Copy every line of the data that contains the string "plate".

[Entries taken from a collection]
-- begin --

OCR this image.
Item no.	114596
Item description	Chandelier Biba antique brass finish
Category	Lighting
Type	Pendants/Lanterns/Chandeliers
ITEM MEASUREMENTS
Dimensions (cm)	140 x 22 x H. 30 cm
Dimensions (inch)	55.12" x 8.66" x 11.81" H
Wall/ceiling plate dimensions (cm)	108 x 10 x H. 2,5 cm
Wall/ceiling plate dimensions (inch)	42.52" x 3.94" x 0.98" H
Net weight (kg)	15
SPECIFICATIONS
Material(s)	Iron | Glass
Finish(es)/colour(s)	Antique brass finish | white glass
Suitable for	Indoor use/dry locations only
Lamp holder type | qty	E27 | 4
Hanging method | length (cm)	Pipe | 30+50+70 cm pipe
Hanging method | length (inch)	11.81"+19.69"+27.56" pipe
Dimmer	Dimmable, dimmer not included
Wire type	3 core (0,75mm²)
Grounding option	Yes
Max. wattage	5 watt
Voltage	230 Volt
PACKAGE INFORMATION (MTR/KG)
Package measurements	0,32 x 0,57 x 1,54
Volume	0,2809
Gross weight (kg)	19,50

-- end --

◆ **IN RESPONSE**
Wall/ceiling plate dimensions (cm)	108 x 10 x H. 2,5 cm
Wall/ceiling plate dimensions (inch)	42.52" x 3.94" x 0.98" H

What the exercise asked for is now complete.